**Text shown**

*** Block opens ***

By Health In Five Writer
The coronavirus cases in India are rising rapidly with the official number already past the 45 lakh mark. However, new Covid-19 cases in China seem to be on the decline – only 308 cases of asymptomatic infection are under observation currently.
It is believed out of the various reasons for this, the biggest role has been played by traditional Chinese medicine.
J Hareendran Nair, Managing Director of the Thiruvananthapuram-based Pankajakasthuri Herbals India, is hopeful that the Ministry of AYUSH at the Centre would grant approval to its ZingiVir-H, a herbo-mineral drug made of a blend of seven ingredients as a cost-effective and scalable solution locally.
Pankajakasthuri has already claimed ‘significant success’ in its efforts to find a treatment for Covid-19 with completion of clinical trials for ZingiVir-H as an add-on therapy. These trials were conducted on 116 infected patients at medical colleges across the country, with 58 being administered the drug and the rest given a placebo (a substance with no therapeutic effect, but used as a control in testing new drugs).

*** Block closes ***

**Work item**
Set down the part of the Covid-19 article starting with "By Health In" and going on through "traditional Chinese medicine.", word for word. This listing comes from a separate source, not from the Covid-19 article.

Bounding box prediction data:
*** Block opens ***

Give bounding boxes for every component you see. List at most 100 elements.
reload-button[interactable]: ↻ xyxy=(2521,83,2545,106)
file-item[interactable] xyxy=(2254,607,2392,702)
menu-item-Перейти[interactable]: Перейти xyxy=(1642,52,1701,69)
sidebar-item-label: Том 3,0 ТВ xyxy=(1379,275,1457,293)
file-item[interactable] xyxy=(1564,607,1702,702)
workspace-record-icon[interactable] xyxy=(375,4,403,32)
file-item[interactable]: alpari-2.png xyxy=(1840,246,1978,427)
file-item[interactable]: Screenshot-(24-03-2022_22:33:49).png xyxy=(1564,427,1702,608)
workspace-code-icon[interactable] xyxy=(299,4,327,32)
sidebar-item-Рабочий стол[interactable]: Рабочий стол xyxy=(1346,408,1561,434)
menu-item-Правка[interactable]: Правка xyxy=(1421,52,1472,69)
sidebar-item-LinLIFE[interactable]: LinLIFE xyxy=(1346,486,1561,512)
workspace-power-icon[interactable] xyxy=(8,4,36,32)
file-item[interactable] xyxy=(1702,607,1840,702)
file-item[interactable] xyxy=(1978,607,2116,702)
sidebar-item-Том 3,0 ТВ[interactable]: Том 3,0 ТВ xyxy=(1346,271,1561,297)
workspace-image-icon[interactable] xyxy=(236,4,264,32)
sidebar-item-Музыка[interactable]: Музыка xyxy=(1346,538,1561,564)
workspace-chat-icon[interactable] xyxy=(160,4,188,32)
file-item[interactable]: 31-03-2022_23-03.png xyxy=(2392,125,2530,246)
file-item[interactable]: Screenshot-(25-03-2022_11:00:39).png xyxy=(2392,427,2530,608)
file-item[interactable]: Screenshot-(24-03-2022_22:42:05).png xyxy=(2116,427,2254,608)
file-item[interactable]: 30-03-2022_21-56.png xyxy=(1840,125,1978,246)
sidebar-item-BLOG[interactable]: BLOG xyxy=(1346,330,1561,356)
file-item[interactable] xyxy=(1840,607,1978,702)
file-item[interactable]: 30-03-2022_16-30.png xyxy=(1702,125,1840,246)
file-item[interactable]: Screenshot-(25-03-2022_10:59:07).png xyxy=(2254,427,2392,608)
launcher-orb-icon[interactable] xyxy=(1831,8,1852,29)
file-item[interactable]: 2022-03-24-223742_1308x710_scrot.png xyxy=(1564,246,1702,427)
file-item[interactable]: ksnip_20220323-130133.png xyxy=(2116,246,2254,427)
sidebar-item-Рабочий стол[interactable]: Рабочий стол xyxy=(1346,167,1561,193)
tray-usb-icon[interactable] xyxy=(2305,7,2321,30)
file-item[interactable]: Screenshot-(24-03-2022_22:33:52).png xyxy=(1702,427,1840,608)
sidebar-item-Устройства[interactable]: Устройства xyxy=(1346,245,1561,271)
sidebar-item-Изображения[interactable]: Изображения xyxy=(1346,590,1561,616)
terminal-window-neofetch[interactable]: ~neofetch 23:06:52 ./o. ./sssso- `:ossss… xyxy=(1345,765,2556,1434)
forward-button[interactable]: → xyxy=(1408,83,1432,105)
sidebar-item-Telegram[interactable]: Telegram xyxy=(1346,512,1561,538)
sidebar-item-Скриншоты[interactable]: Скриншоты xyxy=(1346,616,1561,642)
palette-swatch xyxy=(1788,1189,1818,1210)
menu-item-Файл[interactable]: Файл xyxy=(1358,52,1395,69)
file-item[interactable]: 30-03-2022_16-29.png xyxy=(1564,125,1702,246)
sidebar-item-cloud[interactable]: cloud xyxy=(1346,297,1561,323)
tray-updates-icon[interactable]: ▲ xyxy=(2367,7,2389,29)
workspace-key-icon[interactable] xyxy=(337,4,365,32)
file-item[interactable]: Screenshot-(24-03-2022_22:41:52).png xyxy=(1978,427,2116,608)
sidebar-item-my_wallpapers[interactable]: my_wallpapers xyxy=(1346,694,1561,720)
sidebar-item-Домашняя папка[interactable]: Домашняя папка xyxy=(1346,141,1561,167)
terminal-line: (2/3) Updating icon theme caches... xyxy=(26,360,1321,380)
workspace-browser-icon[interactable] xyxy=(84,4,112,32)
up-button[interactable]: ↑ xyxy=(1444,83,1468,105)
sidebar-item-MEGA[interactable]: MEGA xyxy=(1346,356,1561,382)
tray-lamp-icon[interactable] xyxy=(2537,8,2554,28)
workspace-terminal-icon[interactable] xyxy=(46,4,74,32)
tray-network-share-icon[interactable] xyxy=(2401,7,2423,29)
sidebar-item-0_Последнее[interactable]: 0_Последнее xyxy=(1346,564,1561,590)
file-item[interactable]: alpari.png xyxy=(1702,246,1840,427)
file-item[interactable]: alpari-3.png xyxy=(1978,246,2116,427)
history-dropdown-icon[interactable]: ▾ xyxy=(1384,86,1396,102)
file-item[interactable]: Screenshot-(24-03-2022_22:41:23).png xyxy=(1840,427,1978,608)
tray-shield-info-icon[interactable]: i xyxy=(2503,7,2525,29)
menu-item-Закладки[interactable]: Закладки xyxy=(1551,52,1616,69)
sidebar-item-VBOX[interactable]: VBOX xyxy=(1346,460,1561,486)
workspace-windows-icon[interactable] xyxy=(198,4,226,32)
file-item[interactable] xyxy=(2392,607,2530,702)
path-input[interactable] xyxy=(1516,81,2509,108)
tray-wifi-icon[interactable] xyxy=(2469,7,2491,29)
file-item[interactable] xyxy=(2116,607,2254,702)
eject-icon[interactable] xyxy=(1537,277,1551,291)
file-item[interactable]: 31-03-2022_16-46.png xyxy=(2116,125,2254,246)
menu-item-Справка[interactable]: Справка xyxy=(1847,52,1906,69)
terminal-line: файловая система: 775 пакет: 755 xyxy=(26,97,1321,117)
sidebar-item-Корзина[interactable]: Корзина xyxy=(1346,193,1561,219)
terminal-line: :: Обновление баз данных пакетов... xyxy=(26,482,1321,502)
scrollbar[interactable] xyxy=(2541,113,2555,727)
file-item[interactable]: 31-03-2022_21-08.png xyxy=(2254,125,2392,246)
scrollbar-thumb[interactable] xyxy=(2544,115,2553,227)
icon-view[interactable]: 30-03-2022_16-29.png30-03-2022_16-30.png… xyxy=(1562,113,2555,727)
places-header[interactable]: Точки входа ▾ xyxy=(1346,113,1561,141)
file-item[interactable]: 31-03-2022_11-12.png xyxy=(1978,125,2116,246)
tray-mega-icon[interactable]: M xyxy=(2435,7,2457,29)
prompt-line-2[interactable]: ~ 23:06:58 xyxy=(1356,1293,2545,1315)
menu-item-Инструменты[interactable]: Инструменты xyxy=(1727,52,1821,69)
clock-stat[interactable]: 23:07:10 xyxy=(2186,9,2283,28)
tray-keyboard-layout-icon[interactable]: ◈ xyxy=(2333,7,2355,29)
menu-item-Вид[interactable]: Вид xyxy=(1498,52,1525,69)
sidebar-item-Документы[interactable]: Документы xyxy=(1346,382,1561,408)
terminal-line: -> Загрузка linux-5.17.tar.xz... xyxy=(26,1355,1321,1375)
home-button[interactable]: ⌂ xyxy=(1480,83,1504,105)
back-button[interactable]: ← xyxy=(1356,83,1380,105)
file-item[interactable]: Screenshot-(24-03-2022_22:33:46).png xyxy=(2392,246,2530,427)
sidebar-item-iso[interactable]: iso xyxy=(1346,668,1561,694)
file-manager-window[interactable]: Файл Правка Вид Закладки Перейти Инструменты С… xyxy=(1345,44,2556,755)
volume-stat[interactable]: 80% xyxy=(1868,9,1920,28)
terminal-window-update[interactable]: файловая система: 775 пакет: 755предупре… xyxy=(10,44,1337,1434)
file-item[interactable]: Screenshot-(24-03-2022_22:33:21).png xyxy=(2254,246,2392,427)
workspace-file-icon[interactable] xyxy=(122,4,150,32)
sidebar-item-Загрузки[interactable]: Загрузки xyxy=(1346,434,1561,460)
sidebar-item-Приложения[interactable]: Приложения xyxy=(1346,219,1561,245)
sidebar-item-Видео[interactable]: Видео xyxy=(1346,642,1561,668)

*** Block closes ***

**Reply**
By Health In Five Writer
The coronavirus cases in India are rising rapidly with the official number already past the 45 lakh mark. However, new Covid-19 cases in China seem to be on the decline – only 308 cases of asymptomatic infection are under observation currently.
It is believed out of the various reasons for this, the biggest role has been played by traditional Chinese medicine.